■ DIRECTION 1
Decide whether each statement agrees with the text on the Missionary Society of St. Columban. (a) The Vatican approved the society in 1918. (b) Galvin studied for the priesthood for the Diocese of Brooklyn. (c) Fraser welcomed Galvin's wish to go to China right away. Answer yes or no for each, quoting the deciding words.

■ EXCERPTED TEXT
◆ ◆ ◆ ◆ ◆

The Missionary Society of St. Columban () (abbreviated as S.S.C.M.E. or SSC), commonly known as the Columbans, is a missionary Catholic society of apostolic life of Pontifical Right founded in Ireland in 1917 and approved by the Vatican in 1918. Initially it was known as the Maynooth Mission to China. Members may be priests, seminarians or lay workers. Fr John Blowick, one of the two founders of the Society, also founded the Missionary Sisters of St. Columban to share in their work.  The society is dedicated to St. Columbanus.  The current international headquarters is in Hong Kong.

Foundation
The Society was founded through the inspiration of the Reverend (later Bishop) Edward Galvin of Ireland (1882-1956). Galvin had considered serving as a missionary as a young man, but he was dissuaded by the concerns of his parents over such a life. He entered St Patrick's College (usually called Maynooth Seminary) near Dublin to study for the priesthood for his native Diocese of Cork, and was ordained in 1909. Due to an oversupply of clergy for that diocese, his bishop suggested that Galvin offer his service in the United States, until such time as there would be an opening in Cork. Galvin followed his advice and went to the Roman Catholic Diocese of Brooklyn in New York City, where he was assigned to Holy Rosary Parish.

While serving there, Galvin came to know John M. Fraser, a Canadian priest, who stayed there while en route back to China. Galvin shared with Fraser his interest serving in China. Galvin told Fraser that he had read everything he could about that nation in the Brooklyn Public Library and asked to accompany Fraser back to China. Fraser discouraged Galvin's interest but finally told him that he would need the authorization of his bishop for this action. Galvin wrote and received this permission. Galvin departed for China on 25 February 1912.

◆ ◆ ◆ ◆ ◆

Image-based layout entries:

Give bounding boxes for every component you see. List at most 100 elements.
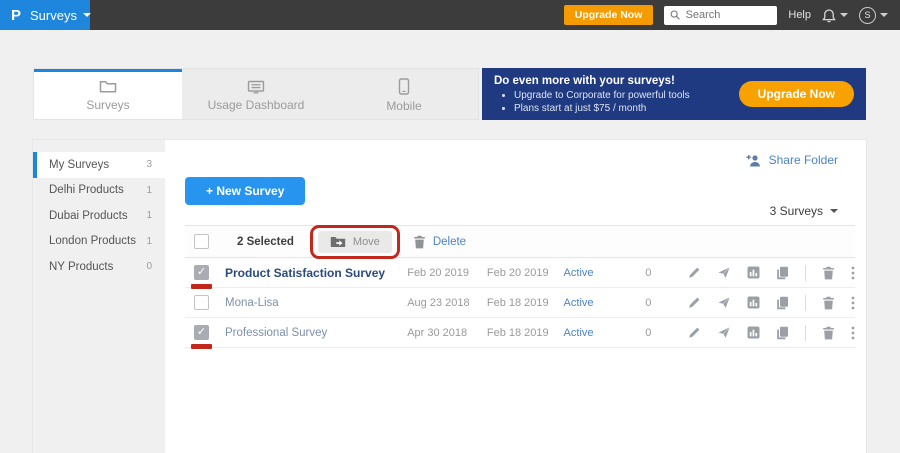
- folder-count: 1: [146, 210, 152, 221]
- created-date: Aug 23 2018: [407, 297, 487, 309]
- duplicate-copy-icon[interactable]: [776, 326, 789, 340]
- actions-divider: [805, 325, 806, 341]
- row-actions: [688, 325, 855, 341]
- tab-usage-dashboard[interactable]: Usage Dashboard: [182, 69, 330, 119]
- tab-label: Usage Dashboard: [208, 98, 305, 112]
- reports-chart-icon[interactable]: [747, 266, 760, 279]
- send-plane-icon[interactable]: [717, 296, 731, 309]
- table-rows: Product Satisfaction Survey Feb 20 2019 …: [185, 258, 855, 348]
- sidebar-folder-item[interactable]: NY Products 0: [33, 254, 165, 280]
- more-kebab-icon[interactable]: [851, 266, 855, 280]
- share-folder-icon: [746, 154, 762, 167]
- move-button[interactable]: Move: [318, 231, 392, 253]
- tab-label: Mobile: [386, 99, 421, 113]
- send-plane-icon[interactable]: [717, 326, 731, 339]
- reports-chart-icon[interactable]: [747, 326, 760, 339]
- folder-label: My Surveys: [49, 159, 109, 171]
- created-date: Feb 20 2019: [407, 267, 487, 279]
- delete-row-icon[interactable]: [822, 296, 835, 310]
- survey-status-link[interactable]: Active: [564, 267, 646, 279]
- app-logo-menu[interactable]: P Surveys: [0, 0, 90, 30]
- chevron-down-icon: [830, 209, 838, 213]
- modified-date: Feb 18 2019: [487, 297, 564, 309]
- duplicate-copy-icon[interactable]: [776, 266, 789, 280]
- table-row: Professional Survey Apr 30 2018 Feb 18 2…: [185, 318, 855, 348]
- row-actions: [688, 265, 855, 281]
- surveys-count-label: 3 Surveys: [770, 204, 823, 218]
- help-link[interactable]: Help: [788, 9, 811, 21]
- new-survey-button[interactable]: + New Survey: [185, 177, 305, 205]
- upgrade-now-button[interactable]: Upgrade Now: [564, 5, 654, 25]
- row-checkbox[interactable]: [194, 265, 209, 280]
- response-count: 0: [645, 327, 688, 339]
- folder-sidebar: My Surveys 3 Delhi Products 1 Dubai Prod…: [33, 140, 165, 453]
- move-label: Move: [353, 236, 380, 248]
- duplicate-copy-icon[interactable]: [776, 296, 789, 310]
- survey-name-link[interactable]: Mona-Lisa: [225, 297, 279, 309]
- row-actions: [688, 295, 855, 311]
- mobile-icon: [398, 78, 410, 95]
- promo-banner: Do even more with your surveys! Upgrade …: [482, 68, 866, 120]
- delete-row-icon[interactable]: [822, 326, 835, 340]
- selected-count: 2 Selected: [237, 236, 294, 248]
- table-row: Product Satisfaction Survey Feb 20 2019 …: [185, 258, 855, 288]
- surveys-content: Share Folder + New Survey 3 Surveys 2 Se…: [165, 140, 866, 453]
- folder-count: 1: [146, 185, 152, 196]
- edit-pencil-icon[interactable]: [688, 266, 701, 279]
- survey-status-link[interactable]: Active: [564, 297, 646, 309]
- surveys-table: 2 Selected Move De: [185, 225, 855, 348]
- more-kebab-icon[interactable]: [851, 296, 855, 310]
- section-tabs: Surveys Usage Dashboard Mobile: [33, 68, 479, 120]
- surveys-count-dropdown[interactable]: 3 Surveys: [770, 204, 838, 218]
- send-plane-icon[interactable]: [717, 266, 731, 279]
- survey-name-link[interactable]: Professional Survey: [225, 327, 327, 339]
- topbar: P Surveys Upgrade Now Help S: [0, 0, 900, 30]
- chevron-down-icon: [83, 13, 91, 17]
- delete-row-icon[interactable]: [822, 266, 835, 280]
- table-toolbar: 2 Selected Move De: [185, 225, 855, 258]
- account-menu[interactable]: S: [859, 7, 888, 24]
- reports-chart-icon[interactable]: [747, 296, 760, 309]
- response-count: 0: [645, 297, 688, 309]
- survey-name-link[interactable]: Product Satisfaction Survey: [225, 266, 385, 280]
- dashboard-icon: [247, 80, 265, 94]
- row-checkbox[interactable]: [194, 325, 209, 340]
- tab-label: Surveys: [86, 98, 129, 112]
- response-count: 0: [645, 267, 688, 279]
- edit-pencil-icon[interactable]: [688, 326, 701, 339]
- folder-count: 1: [146, 236, 152, 247]
- table-row: Mona-Lisa Aug 23 2018 Feb 18 2019 Active…: [185, 288, 855, 318]
- sidebar-folder-item[interactable]: London Products 1: [33, 229, 165, 255]
- move-folder-icon: [330, 236, 346, 248]
- tab-mobile[interactable]: Mobile: [330, 69, 478, 119]
- delete-button[interactable]: Delete: [433, 236, 466, 248]
- share-folder-link[interactable]: Share Folder: [746, 153, 838, 167]
- surveys-panel: My Surveys 3 Delhi Products 1 Dubai Prod…: [33, 140, 866, 453]
- folder-label: Delhi Products: [49, 184, 124, 196]
- annotation-underline: [191, 344, 212, 349]
- select-all-checkbox[interactable]: [194, 234, 209, 249]
- more-kebab-icon[interactable]: [851, 326, 855, 340]
- app-menu-label: Surveys: [30, 8, 77, 23]
- search-box[interactable]: [664, 6, 777, 25]
- share-folder-label: Share Folder: [769, 153, 838, 167]
- promo-upgrade-button[interactable]: Upgrade Now: [739, 81, 854, 107]
- row-checkbox[interactable]: [194, 295, 209, 310]
- survey-status-link[interactable]: Active: [564, 327, 646, 339]
- chevron-down-icon: [840, 13, 848, 17]
- search-input[interactable]: [686, 9, 772, 21]
- sidebar-folder-item[interactable]: Dubai Products 1: [33, 203, 165, 229]
- folder-label: London Products: [49, 235, 136, 247]
- avatar: S: [859, 7, 876, 24]
- annotation-move-highlight: Move: [310, 225, 400, 259]
- folder-count: 3: [146, 159, 152, 170]
- actions-divider: [805, 295, 806, 311]
- sidebar-folder-item[interactable]: Delhi Products 1: [33, 178, 165, 204]
- tab-surveys[interactable]: Surveys: [34, 69, 182, 119]
- delete-trash-icon[interactable]: [413, 235, 426, 249]
- created-date: Apr 30 2018: [407, 327, 487, 339]
- chevron-down-icon: [880, 13, 888, 17]
- notifications-menu[interactable]: [822, 8, 848, 23]
- edit-pencil-icon[interactable]: [688, 296, 701, 309]
- sidebar-folder-item[interactable]: My Surveys 3: [33, 152, 165, 178]
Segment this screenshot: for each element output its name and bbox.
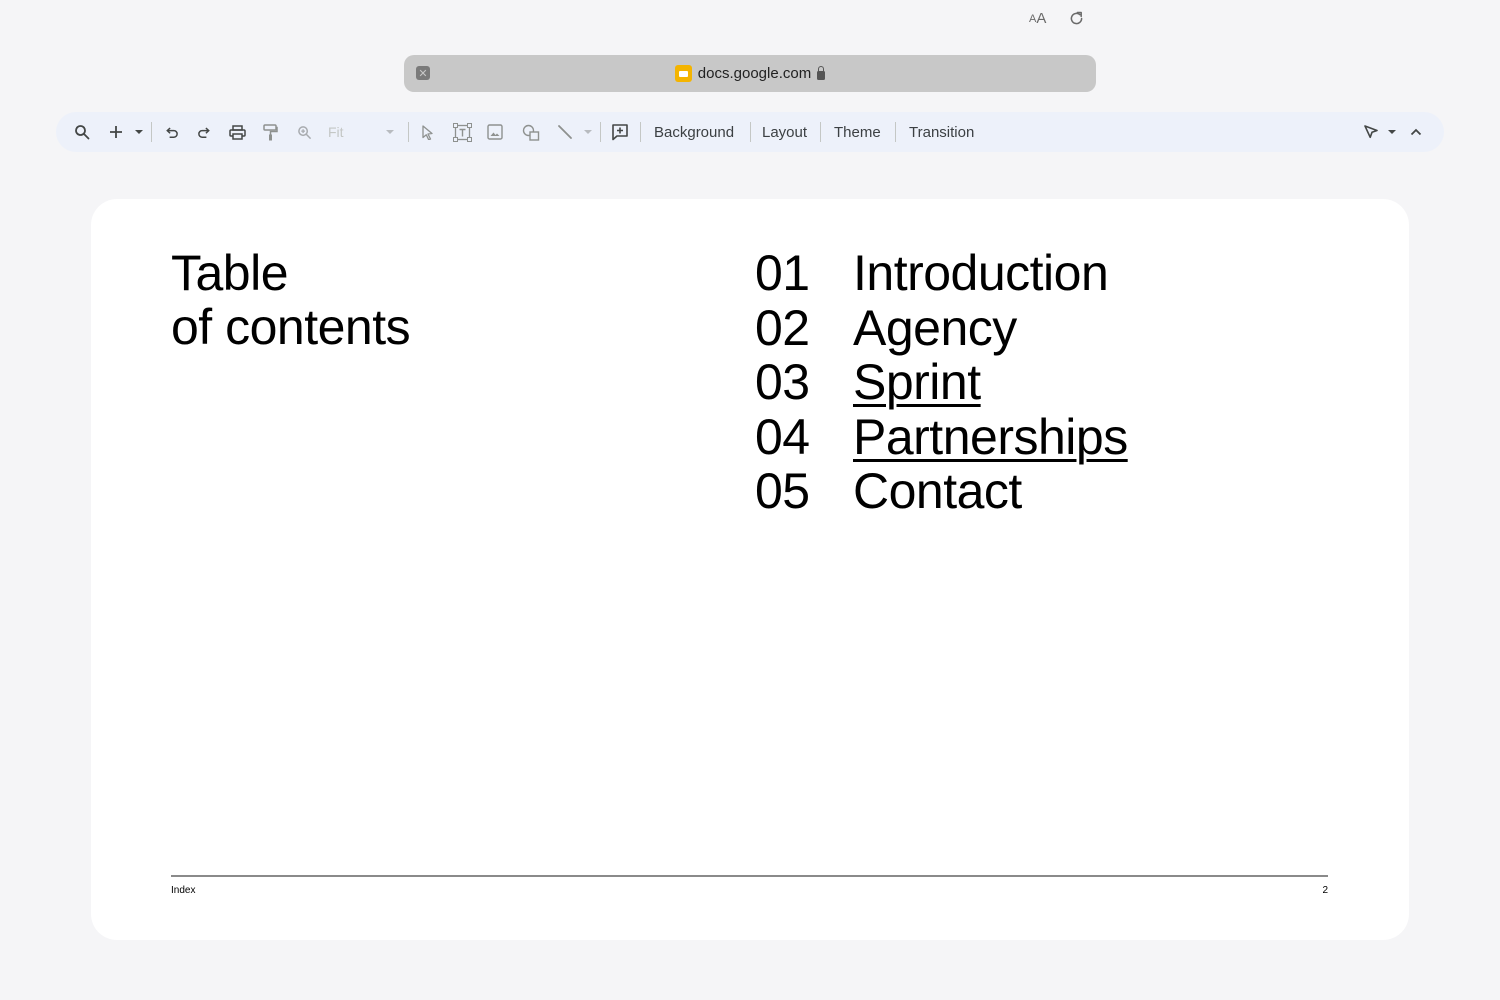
toc-item-number: 03 (755, 354, 810, 410)
footer-divider (171, 875, 1328, 877)
print-icon[interactable] (226, 112, 248, 152)
toolbar-separator (895, 122, 896, 142)
theme-button[interactable]: Theme (834, 112, 881, 152)
footer-page-number: 2 (1322, 885, 1328, 896)
transition-button[interactable]: Transition (909, 112, 974, 152)
text-box-icon[interactable] (450, 112, 474, 152)
add-comment-icon[interactable] (608, 112, 632, 152)
reload-icon[interactable] (1068, 10, 1085, 27)
text-size-large-label: A (1036, 10, 1047, 27)
table-of-contents-list: 01 Introduction 02 Agency 03 Sprint 04 P… (755, 246, 1128, 519)
slides-toolbar: Fit Background Layout Theme Transition (56, 112, 1444, 152)
new-slide-dropdown-icon[interactable] (133, 112, 145, 152)
zoom-icon[interactable] (293, 112, 315, 152)
select-mode-icon[interactable] (1360, 112, 1382, 152)
toc-item: 01 Introduction (755, 246, 1128, 301)
select-cursor-icon[interactable] (417, 112, 439, 152)
toolbar-separator (151, 122, 152, 142)
slide-title-line: of contents (171, 299, 411, 355)
url-display[interactable]: docs.google.com (404, 55, 1096, 92)
line-dropdown-icon[interactable] (582, 112, 594, 152)
slide-title-line: Table (171, 245, 289, 301)
toc-item-label: Introduction (853, 245, 1109, 301)
toolbar-separator (820, 122, 821, 142)
toc-item-label: Contact (853, 463, 1022, 519)
toc-item: 03 Sprint (755, 355, 1128, 410)
collapse-toolbar-icon[interactable] (1406, 112, 1426, 152)
text-size-button[interactable]: AA (1029, 0, 1046, 37)
toolbar-separator (600, 122, 601, 142)
search-menus-icon[interactable] (70, 112, 94, 152)
select-mode-dropdown-icon[interactable] (1386, 112, 1398, 152)
zoom-dropdown-icon[interactable] (384, 112, 396, 152)
address-bar[interactable]: ✕ docs.google.com (404, 55, 1096, 92)
insert-image-icon[interactable] (484, 112, 506, 152)
toolbar-separator (408, 122, 409, 142)
undo-icon[interactable] (160, 112, 182, 152)
paint-format-icon[interactable] (259, 112, 281, 152)
toolbar-separator (750, 122, 751, 142)
toc-item-link[interactable]: Partnerships (853, 409, 1128, 465)
slide-canvas[interactable]: Table of contents 01 Introduction 02 Age… (91, 199, 1409, 940)
toc-item-link[interactable]: Sprint (853, 355, 981, 410)
toc-item-number: 05 (755, 463, 810, 519)
toc-item: 05 Contact (755, 464, 1128, 519)
layout-button[interactable]: Layout (762, 112, 807, 152)
slide-title: Table of contents (171, 245, 411, 355)
url-text: docs.google.com (697, 65, 812, 82)
line-icon[interactable] (554, 112, 576, 152)
toc-item-number: 01 (755, 245, 810, 301)
background-button[interactable]: Background (654, 112, 734, 152)
lock-icon (817, 65, 826, 80)
new-slide-icon[interactable] (106, 112, 126, 152)
toc-item: 02 Agency (755, 299, 1128, 356)
toolbar-separator (640, 122, 641, 142)
footer-section-label: Index (171, 885, 196, 896)
redo-icon[interactable] (193, 112, 215, 152)
zoom-select[interactable]: Fit (328, 112, 344, 152)
toc-item-number: 02 (755, 299, 810, 356)
toc-item-number: 04 (755, 408, 810, 465)
toc-item: 04 Partnerships (755, 408, 1128, 465)
google-slides-icon (674, 65, 692, 82)
toc-item-label: Agency (853, 299, 1017, 356)
shape-icon[interactable] (519, 112, 543, 152)
text-size-small-label: A (1029, 12, 1037, 25)
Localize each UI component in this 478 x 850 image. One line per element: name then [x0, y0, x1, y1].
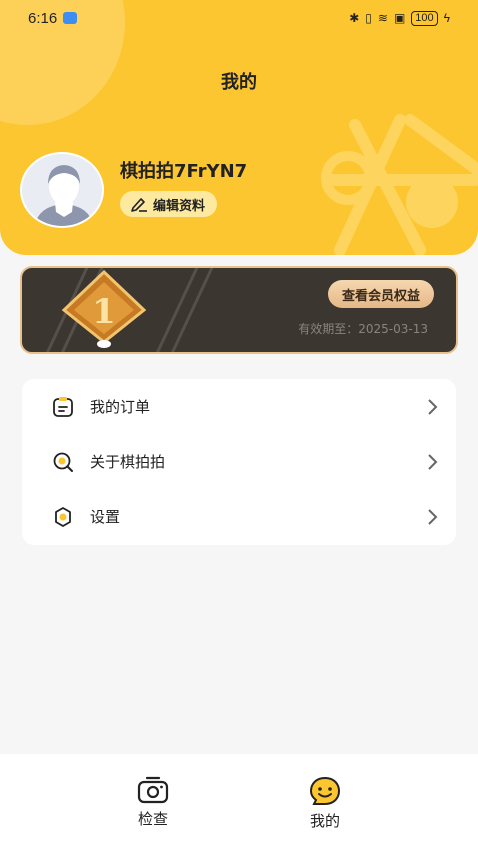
- tab-mine[interactable]: 我的: [285, 754, 365, 850]
- board-decor-icon: [321, 114, 478, 255]
- username: 棋拍拍7FrYN7: [120, 161, 248, 182]
- vibrate-icon: ▯: [365, 11, 372, 25]
- smile-face-icon: [309, 776, 341, 805]
- status-bar: 6:16 ✱ ▯ ≋ ▣ 100 ϟ: [0, 0, 478, 36]
- about-icon: [53, 452, 73, 472]
- edit-profile-button[interactable]: 编辑资料: [120, 191, 218, 217]
- chevron-right-icon: [428, 508, 438, 525]
- tab-label: 我的: [309, 812, 340, 830]
- menu-item-label: 关于棋拍拍: [90, 453, 166, 471]
- view-benefits-button[interactable]: 查看会员权益: [327, 280, 434, 308]
- bottom-nav: 检查 我的: [0, 754, 478, 850]
- notification-app-icon: [63, 12, 78, 24]
- avatar[interactable]: [20, 152, 104, 228]
- default-avatar-icon: [22, 154, 102, 226]
- menu-item-orders[interactable]: 我的订单: [22, 379, 456, 434]
- menu-item-settings[interactable]: 设置: [22, 489, 456, 544]
- tab-inspect[interactable]: 检查: [113, 754, 193, 850]
- bluetooth-icon: ✱: [349, 11, 360, 25]
- page-title: 我的: [221, 72, 257, 93]
- camera-icon: [137, 776, 169, 804]
- membership-expire-text: 有效期至：2025-03-13: [298, 322, 428, 336]
- menu-item-about[interactable]: 关于棋拍拍: [22, 434, 456, 489]
- membership-card[interactable]: 1 查看会员权益 有效期至：2025-03-13: [20, 266, 458, 354]
- menu-item-label: 我的订单: [90, 398, 151, 416]
- profile-header: 6:16 ✱ ▯ ≋ ▣ 100 ϟ 我的 棋拍拍7FrYN7 编辑资料: [0, 0, 478, 255]
- chevron-right-icon: [428, 453, 438, 470]
- wifi-icon: ≋: [377, 11, 388, 25]
- alert-icon: ▣: [393, 11, 406, 25]
- chevron-right-icon: [428, 398, 438, 415]
- status-time: 6:16: [28, 9, 58, 27]
- tab-label: 检查: [137, 810, 168, 828]
- rank-1-badge-icon: 1: [61, 270, 147, 348]
- edit-profile-label: 编辑资料: [153, 198, 206, 214]
- order-icon: [53, 396, 73, 417]
- charging-icon: ϟ: [443, 11, 450, 25]
- settings-icon: [55, 506, 71, 527]
- pencil-icon: [131, 198, 147, 212]
- svg-text:1: 1: [92, 292, 116, 332]
- menu-card: 我的订单 关于棋拍拍 设置: [22, 379, 456, 545]
- battery-indicator: 100: [411, 10, 438, 26]
- menu-item-label: 设置: [90, 508, 121, 526]
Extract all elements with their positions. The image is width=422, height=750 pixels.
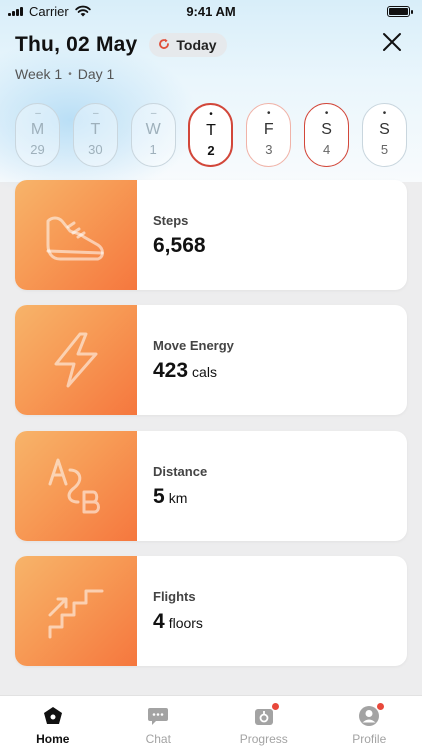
tab-profile[interactable]: Profile — [324, 696, 414, 750]
day-pill-wed[interactable]: – W 1 — [130, 103, 176, 167]
day-letter: S — [379, 121, 390, 138]
card-number: 6,568 — [153, 233, 206, 257]
refresh-icon — [158, 38, 170, 52]
day-number: 29 — [30, 142, 45, 157]
close-icon[interactable] — [380, 30, 404, 54]
status-left: Carrier — [8, 4, 91, 19]
lightning-icon — [54, 332, 98, 388]
carrier-label: Carrier — [29, 3, 69, 19]
card-unit: cals — [192, 363, 217, 380]
tab-label: Profile — [352, 732, 387, 746]
distance-card-body: Distance 5 km — [137, 431, 207, 541]
notification-badge — [270, 702, 280, 711]
today-label: Today — [176, 37, 217, 53]
day-letter: F — [263, 121, 274, 138]
separator-dot: • — [68, 68, 72, 80]
day-pill-thu[interactable]: • T 2 — [188, 103, 234, 167]
tab-label: Progress — [239, 732, 288, 746]
steps-card[interactable]: Steps 6,568 — [15, 180, 407, 290]
card-label: Flights — [153, 588, 196, 604]
card-value: 423 cals — [153, 359, 234, 383]
card-label: Steps — [153, 212, 189, 228]
card-number: 4 — [153, 609, 165, 633]
day-pill-sat[interactable]: • S 4 — [304, 103, 350, 167]
card-value: 6,568 — [153, 234, 206, 258]
wifi-icon — [75, 5, 91, 17]
day-letter: S — [321, 121, 332, 138]
tab-progress[interactable]: Progress — [219, 696, 309, 750]
card-label: Move Energy — [153, 337, 234, 353]
day-pill-fri[interactable]: • F 3 — [246, 103, 292, 167]
card-number: 5 — [153, 484, 165, 508]
day-number: 30 — [88, 142, 103, 157]
home-icon — [43, 707, 62, 724]
move-energy-card-body: Move Energy 423 cals — [137, 305, 234, 415]
day-number: 4 — [323, 142, 331, 157]
distance-card[interactable]: Distance 5 km — [15, 431, 407, 541]
tab-home[interactable]: Home — [8, 696, 98, 750]
today-button[interactable]: Today — [149, 33, 227, 57]
week-label: Week 1 — [15, 66, 63, 82]
day-label: Day 1 — [77, 66, 115, 82]
tab-bar: Home Chat Progress Profile — [0, 695, 422, 750]
day-status-mark: – — [93, 108, 98, 119]
day-pill-mon[interactable]: – M 29 — [15, 103, 60, 167]
card-number: 423 — [153, 358, 189, 382]
stairs-icon — [48, 589, 104, 639]
date-row: Thu, 02 May Today — [15, 33, 227, 57]
status-bar: Carrier 9:41 AM — [0, 0, 422, 22]
day-letter: T — [206, 122, 216, 139]
a-to-b-icon — [48, 458, 100, 514]
day-number: 1 — [149, 142, 157, 157]
sneaker-icon — [46, 216, 104, 261]
day-status-mark: • — [382, 108, 387, 119]
day-status-mark: • — [324, 108, 329, 119]
day-status-mark: – — [150, 108, 156, 119]
chat-icon — [148, 708, 169, 725]
card-value: 4 floors — [153, 610, 203, 634]
day-pill-sun[interactable]: • S 5 — [361, 103, 407, 167]
signal-icon — [8, 6, 23, 16]
tab-label: Home — [36, 732, 70, 746]
tab-label: Chat — [145, 732, 171, 746]
card-value: 5 km — [153, 485, 207, 509]
notification-badge — [376, 702, 386, 711]
card-unit: km — [168, 489, 188, 506]
day-number: 3 — [265, 142, 273, 157]
day-number: 2 — [207, 143, 215, 158]
progress-icon-wrap — [253, 702, 280, 727]
flights-card-body: Flights 4 floors — [137, 556, 203, 666]
card-label: Distance — [153, 463, 208, 479]
move-energy-card[interactable]: Move Energy 423 cals — [15, 305, 407, 415]
week-day-label: Week 1 • Day 1 — [15, 66, 114, 82]
day-letter: W — [145, 121, 161, 138]
day-status-mark: – — [35, 108, 40, 119]
day-pill-tue[interactable]: – T 30 — [72, 103, 118, 167]
flights-card[interactable]: Flights 4 floors — [15, 556, 407, 666]
distance-card-image — [15, 431, 137, 541]
steps-card-image — [15, 180, 137, 290]
battery-icon — [387, 5, 413, 17]
day-selector: – M 29 – T 30 – W 1 • T 2 • F 3 • S 4 • … — [15, 103, 407, 167]
day-number: 5 — [380, 142, 389, 157]
day-letter: T — [90, 121, 101, 138]
steps-card-body: Steps 6,568 — [137, 180, 206, 290]
card-unit: floors — [168, 614, 203, 631]
flights-card-image — [15, 556, 137, 666]
day-status-mark: • — [267, 108, 271, 119]
day-status-mark: • — [209, 109, 213, 120]
profile-icon-wrap — [358, 702, 386, 727]
day-letter: M — [30, 121, 45, 138]
move-energy-card-image — [15, 305, 137, 415]
tab-chat[interactable]: Chat — [113, 696, 203, 750]
date-title: Thu, 02 May — [15, 33, 138, 56]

◆ ◆ ◆ ◆ ◆

■ DIRECTION 2
Rewrite the records from the line containing "tab-profile[interactable]: Profile —" down to the line containing "tab-home[interactable]: Home —", both included, as a JSON list of strings with one string per line.

■ FULL RESPONSE 1
(a) Yes: "approved by the Vatican in 1918"
(b) No: "to study for the priesthood for his native Diocese of Cork"
(c) No: "Fraser discouraged Galvin's interest"

■ FULL RESPONSE 2
[
  "tab-profile[interactable]: Profile — [324, 696, 414, 750]",
  "day-pill-wed[interactable]: – W 1 — [130, 103, 176, 167]",
  "day-letter: S — [379, 121, 390, 138]",
  "card-number: 6,568 — [153, 233, 206, 257]",
  "refresh-icon — [158, 38, 170, 52]",
  "day-number: 29 — [30, 142, 45, 157]",
  "close-icon[interactable] — [380, 30, 404, 54]",
  "status-left: Carrier — [8, 4, 91, 19]",
  "lightning-icon — [54, 332, 98, 388]",
  "carrier-label: Carrier — [29, 3, 69, 19]",
  "card-unit: cals — [192, 363, 217, 380]",
  "tab-label: Profile — [352, 732, 387, 746]",
  "distance-card-body: Distance 5 km — [137, 431, 207, 541]",
  "notification-badge — [270, 702, 280, 711]",
  "today-label: Today — [176, 37, 217, 53]",
  "day-letter: F — [263, 121, 274, 138]",
  "separator-dot: • — [68, 68, 72, 80]",
  "day-pill-thu[interactable]: • T 2 — [188, 103, 234, 167]",
  "tab-label: Progress — [239, 732, 288, 746]",
  "steps-card[interactable]: Steps 6,568 — [15, 180, 407, 290]",
  "card-label: Flights — [153, 588, 196, 604]",
  "card-value: 423 cals — [153, 359, 234, 383]",
  "card-label: Steps — [153, 212, 189, 228]",
  "card-number: 4 — [153, 609, 165, 633]",
  "day-pill-sat[interactable]: • S 4 — [304, 103, 350, 167]",
  "card-value: 6,568 — [153, 234, 206, 258]",
  "wifi-icon — [75, 5, 91, 17]",
  "day-letter: S — [321, 121, 332, 138]",
  "tab-progress[interactable]: Progress — [219, 696, 309, 750]",
  "card-label: Move Energy — [153, 337, 234, 353]",
  "day-pill-fri[interactable]: • F 3 — [246, 103, 292, 167]",
  "card-number: 5 — [153, 484, 165, 508]",
  "day-number: 30 — [88, 142, 103, 157]",
  "home-icon — [43, 707, 62, 724]",
  "move-energy-card-body: Move Energy 423 cals — [137, 305, 234, 415]",
  "day-number: 4 — [323, 142, 331, 157]",
  "distance-card[interactable]: Distance 5 km — [15, 431, 407, 541]",
  "tab-home[interactable]: Home — [8, 696, 98, 750]"
]